[MATERIAL FOR THE TASK]
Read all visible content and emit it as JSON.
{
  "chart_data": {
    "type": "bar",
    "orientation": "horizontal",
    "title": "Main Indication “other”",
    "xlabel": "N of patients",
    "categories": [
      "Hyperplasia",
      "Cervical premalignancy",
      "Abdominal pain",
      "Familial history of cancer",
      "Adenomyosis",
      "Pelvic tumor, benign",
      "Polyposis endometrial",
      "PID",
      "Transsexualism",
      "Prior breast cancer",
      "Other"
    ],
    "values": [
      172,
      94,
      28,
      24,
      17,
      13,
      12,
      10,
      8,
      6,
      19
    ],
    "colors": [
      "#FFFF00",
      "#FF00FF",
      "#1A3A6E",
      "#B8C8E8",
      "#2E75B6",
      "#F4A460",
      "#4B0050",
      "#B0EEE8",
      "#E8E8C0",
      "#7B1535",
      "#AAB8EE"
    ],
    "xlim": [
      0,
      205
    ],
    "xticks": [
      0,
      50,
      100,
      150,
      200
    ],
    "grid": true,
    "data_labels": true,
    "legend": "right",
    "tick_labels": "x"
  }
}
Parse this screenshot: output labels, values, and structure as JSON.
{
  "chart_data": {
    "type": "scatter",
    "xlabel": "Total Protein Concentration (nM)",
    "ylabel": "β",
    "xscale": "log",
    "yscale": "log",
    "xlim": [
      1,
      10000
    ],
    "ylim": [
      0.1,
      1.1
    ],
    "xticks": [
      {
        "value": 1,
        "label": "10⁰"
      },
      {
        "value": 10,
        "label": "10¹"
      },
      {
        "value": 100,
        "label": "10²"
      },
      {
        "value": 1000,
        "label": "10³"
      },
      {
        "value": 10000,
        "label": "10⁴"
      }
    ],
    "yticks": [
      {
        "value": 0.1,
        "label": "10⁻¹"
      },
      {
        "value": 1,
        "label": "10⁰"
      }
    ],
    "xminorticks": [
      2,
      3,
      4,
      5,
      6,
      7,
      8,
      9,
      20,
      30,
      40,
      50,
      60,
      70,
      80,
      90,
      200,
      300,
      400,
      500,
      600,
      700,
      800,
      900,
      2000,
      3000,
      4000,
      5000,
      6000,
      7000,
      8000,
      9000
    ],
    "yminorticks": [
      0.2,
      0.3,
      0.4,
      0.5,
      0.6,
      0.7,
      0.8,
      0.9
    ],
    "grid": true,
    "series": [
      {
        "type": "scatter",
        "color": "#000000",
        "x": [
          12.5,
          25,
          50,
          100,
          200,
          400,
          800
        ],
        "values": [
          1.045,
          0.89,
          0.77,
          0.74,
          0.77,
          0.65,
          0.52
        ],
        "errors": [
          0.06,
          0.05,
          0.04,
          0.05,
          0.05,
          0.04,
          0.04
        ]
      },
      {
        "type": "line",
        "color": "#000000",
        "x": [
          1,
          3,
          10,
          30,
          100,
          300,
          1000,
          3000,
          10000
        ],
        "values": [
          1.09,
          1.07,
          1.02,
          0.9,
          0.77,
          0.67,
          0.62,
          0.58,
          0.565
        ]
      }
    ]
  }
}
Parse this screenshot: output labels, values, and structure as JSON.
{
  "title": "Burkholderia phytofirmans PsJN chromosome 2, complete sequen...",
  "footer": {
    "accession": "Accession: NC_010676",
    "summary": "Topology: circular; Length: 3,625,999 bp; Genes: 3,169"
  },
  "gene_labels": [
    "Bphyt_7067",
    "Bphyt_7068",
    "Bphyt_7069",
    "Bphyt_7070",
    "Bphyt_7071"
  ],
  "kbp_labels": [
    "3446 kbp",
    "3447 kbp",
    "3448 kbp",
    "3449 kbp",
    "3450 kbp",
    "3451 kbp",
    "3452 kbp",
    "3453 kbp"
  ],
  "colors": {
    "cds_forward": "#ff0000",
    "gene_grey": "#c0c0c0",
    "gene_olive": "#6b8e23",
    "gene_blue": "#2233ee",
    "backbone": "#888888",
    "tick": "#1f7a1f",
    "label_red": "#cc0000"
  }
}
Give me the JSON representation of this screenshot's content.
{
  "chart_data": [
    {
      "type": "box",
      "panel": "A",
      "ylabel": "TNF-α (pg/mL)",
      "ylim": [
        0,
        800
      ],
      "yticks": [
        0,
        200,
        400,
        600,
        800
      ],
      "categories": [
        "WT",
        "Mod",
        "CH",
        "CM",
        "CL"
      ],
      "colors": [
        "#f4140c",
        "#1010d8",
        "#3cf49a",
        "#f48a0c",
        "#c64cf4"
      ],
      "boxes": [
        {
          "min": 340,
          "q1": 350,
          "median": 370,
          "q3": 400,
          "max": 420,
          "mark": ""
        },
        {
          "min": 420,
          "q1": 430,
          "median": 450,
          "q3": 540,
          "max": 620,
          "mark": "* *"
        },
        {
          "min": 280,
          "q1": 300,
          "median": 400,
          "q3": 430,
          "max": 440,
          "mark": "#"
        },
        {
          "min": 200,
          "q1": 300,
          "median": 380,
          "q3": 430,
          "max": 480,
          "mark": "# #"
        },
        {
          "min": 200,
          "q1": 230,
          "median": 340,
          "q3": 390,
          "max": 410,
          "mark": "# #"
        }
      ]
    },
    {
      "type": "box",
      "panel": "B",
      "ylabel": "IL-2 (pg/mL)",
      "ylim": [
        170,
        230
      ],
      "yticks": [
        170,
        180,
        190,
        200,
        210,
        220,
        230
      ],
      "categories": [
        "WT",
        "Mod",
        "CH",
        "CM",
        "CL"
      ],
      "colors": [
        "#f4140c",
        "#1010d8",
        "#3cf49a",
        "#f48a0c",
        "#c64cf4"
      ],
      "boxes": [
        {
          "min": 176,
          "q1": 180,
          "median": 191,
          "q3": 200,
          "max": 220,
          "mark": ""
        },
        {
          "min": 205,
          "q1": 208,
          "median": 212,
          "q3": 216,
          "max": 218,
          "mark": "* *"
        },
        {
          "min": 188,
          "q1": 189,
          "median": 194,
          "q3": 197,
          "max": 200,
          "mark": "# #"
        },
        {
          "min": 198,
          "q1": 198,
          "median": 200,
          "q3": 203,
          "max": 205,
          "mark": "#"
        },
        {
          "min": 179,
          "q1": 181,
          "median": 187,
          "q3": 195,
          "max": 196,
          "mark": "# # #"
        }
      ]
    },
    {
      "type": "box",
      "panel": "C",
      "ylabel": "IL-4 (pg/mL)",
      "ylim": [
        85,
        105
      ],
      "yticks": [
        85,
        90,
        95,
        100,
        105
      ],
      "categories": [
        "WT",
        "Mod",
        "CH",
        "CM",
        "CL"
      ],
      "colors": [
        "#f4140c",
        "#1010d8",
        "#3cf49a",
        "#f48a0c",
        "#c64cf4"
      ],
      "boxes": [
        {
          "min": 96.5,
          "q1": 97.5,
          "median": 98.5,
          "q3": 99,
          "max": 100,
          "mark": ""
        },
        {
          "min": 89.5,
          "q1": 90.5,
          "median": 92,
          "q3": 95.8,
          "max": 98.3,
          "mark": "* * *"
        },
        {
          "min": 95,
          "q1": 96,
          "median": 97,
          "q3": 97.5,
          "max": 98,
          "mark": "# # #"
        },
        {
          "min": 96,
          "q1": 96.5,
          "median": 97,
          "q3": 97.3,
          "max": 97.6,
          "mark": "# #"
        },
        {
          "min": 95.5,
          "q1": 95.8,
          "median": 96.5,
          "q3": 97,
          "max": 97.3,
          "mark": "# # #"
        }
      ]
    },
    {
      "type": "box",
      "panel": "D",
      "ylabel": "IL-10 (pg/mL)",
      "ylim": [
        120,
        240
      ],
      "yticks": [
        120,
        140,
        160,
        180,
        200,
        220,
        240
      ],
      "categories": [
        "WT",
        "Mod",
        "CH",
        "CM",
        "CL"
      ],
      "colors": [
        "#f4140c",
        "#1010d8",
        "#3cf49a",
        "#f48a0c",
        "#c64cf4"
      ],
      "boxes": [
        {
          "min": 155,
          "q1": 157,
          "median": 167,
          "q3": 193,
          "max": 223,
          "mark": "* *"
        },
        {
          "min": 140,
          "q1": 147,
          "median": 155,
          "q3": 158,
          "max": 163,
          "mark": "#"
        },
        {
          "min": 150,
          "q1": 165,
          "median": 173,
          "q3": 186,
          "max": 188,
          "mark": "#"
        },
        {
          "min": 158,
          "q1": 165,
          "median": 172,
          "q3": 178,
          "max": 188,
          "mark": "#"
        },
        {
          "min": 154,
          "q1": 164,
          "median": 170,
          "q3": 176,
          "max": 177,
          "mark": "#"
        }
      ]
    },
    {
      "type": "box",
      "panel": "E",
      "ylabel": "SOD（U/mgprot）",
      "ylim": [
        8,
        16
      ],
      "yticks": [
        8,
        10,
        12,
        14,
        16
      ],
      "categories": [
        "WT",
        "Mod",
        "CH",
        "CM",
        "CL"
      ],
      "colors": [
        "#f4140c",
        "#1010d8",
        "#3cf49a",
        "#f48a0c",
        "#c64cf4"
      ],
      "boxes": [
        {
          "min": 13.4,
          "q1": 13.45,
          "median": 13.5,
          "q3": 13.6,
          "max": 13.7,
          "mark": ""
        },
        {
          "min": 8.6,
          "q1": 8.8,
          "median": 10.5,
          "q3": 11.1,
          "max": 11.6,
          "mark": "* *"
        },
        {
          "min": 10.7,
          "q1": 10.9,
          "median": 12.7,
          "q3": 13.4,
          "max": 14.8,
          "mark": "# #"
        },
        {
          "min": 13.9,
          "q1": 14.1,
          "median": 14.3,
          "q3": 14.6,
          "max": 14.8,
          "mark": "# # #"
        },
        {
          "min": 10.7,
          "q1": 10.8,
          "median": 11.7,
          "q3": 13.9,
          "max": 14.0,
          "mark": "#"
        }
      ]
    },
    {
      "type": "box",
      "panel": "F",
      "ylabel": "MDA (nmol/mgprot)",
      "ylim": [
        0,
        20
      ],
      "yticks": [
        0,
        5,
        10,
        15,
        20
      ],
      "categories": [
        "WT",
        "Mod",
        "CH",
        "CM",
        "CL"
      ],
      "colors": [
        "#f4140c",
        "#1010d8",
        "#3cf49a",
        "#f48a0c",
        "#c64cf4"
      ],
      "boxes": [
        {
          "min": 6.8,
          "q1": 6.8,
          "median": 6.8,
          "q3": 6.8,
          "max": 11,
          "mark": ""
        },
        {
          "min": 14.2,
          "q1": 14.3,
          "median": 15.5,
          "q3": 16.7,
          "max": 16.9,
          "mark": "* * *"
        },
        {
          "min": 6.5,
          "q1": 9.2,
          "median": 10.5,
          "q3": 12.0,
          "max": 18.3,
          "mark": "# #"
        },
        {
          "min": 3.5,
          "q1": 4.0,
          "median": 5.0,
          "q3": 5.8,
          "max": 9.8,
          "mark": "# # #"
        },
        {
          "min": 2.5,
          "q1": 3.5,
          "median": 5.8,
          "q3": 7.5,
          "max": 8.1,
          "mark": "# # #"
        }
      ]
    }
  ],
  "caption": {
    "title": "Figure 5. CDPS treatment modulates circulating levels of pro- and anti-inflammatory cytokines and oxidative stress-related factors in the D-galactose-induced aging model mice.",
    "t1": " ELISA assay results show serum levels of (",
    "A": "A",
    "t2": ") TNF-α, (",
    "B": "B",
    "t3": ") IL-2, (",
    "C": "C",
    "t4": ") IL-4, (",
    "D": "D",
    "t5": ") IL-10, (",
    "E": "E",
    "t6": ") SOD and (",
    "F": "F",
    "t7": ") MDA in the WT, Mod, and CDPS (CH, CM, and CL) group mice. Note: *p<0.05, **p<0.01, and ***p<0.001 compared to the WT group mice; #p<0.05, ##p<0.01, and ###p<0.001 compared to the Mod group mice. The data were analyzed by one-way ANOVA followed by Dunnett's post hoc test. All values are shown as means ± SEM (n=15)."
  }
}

[EXERCISE GOAL] Across all lines of the data above, count those that contain the word "xlabel", giving the number without further comment.

[ANSWER SECTION] 2